Data entries

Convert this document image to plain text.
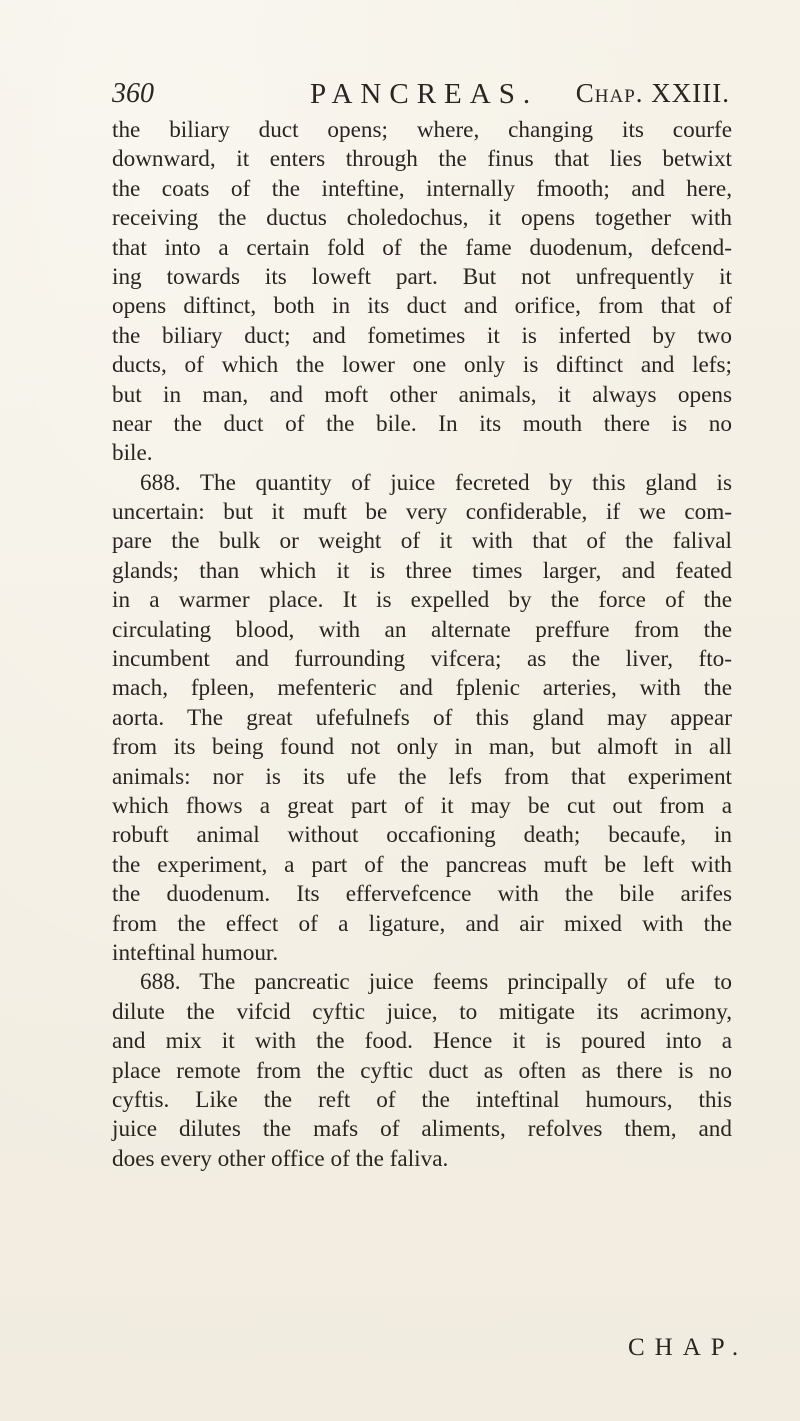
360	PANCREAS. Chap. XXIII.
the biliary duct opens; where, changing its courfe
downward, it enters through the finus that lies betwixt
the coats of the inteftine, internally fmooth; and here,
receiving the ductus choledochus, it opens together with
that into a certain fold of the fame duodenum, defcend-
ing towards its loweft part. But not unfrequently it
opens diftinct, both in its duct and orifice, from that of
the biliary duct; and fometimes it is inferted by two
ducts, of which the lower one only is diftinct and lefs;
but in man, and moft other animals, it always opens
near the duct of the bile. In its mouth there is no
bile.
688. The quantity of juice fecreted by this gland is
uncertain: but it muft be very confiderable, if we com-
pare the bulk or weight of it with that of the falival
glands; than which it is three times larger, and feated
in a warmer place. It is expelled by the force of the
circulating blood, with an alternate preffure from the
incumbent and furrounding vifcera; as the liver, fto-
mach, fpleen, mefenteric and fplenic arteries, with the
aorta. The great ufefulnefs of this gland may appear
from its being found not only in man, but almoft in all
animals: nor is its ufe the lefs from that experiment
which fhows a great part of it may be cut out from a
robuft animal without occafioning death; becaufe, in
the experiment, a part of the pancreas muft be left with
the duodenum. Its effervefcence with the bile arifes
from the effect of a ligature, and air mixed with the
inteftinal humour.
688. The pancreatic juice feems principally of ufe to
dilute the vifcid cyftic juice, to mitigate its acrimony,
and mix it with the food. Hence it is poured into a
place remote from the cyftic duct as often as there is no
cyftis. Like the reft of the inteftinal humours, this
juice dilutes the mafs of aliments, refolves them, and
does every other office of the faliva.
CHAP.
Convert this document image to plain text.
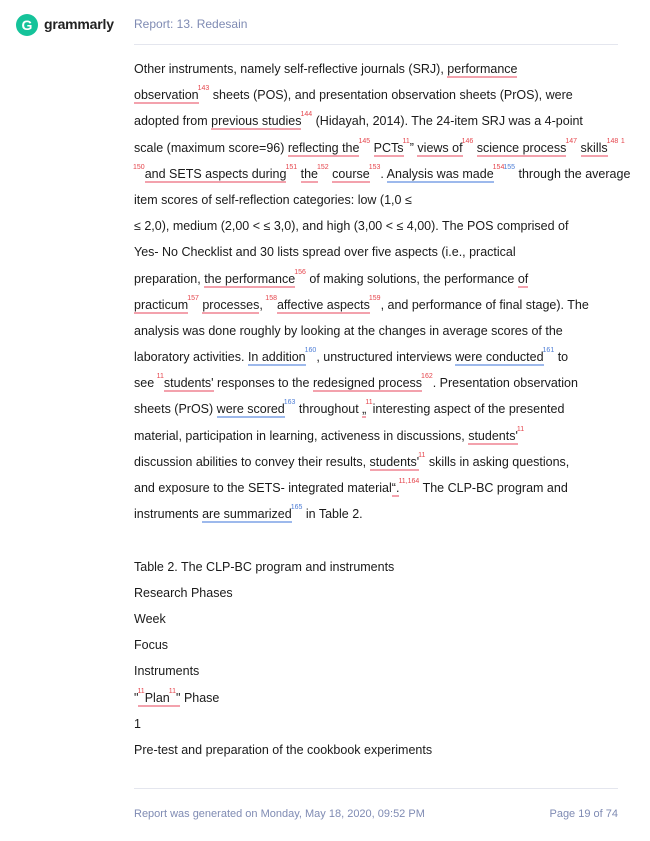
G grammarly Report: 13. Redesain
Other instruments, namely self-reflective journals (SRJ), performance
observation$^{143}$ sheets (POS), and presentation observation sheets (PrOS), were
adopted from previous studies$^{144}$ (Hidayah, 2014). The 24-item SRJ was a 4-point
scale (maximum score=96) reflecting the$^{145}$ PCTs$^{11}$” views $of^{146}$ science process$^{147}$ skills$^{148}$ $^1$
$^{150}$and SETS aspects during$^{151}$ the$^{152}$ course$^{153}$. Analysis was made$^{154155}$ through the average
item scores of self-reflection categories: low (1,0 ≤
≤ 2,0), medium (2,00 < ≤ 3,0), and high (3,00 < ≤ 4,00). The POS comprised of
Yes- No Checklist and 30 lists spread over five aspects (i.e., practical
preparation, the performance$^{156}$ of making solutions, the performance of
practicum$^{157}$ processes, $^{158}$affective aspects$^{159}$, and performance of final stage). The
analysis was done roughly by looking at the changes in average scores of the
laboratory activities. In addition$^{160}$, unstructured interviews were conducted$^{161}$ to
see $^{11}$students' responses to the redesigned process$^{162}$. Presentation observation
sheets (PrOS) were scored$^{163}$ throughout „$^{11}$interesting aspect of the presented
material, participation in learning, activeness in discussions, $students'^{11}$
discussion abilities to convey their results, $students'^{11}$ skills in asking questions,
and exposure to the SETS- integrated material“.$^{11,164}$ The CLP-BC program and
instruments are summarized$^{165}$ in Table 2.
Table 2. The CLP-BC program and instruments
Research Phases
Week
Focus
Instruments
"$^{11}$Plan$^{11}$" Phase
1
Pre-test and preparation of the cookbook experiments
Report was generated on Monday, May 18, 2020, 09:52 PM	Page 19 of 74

Brief
Give the number of lines in the records that contain the string "muft", with no other output.

Task solution
2